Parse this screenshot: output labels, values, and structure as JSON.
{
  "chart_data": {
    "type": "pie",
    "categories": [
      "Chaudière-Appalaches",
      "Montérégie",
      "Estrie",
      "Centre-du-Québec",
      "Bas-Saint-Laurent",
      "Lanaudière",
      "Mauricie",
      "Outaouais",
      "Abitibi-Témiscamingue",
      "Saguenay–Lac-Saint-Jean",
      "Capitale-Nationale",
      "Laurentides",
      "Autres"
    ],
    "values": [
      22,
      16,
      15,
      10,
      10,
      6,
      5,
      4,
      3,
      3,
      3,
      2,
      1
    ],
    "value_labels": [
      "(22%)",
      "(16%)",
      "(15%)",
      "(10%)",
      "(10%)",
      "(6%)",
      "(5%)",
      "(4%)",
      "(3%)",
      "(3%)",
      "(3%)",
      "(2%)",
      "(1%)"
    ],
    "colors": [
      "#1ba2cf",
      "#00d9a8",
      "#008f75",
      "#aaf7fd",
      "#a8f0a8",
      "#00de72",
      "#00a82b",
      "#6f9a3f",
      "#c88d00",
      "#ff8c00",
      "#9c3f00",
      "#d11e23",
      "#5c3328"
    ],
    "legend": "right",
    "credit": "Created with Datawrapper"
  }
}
^^^^^^^^^^^^^^^^
Given instruction: Every line of the listing that holds "Saint" should be found and copied.

Answer below:
      "Bas-Saint-Laurent",
      "Saguenay–Lac-Saint-Jean",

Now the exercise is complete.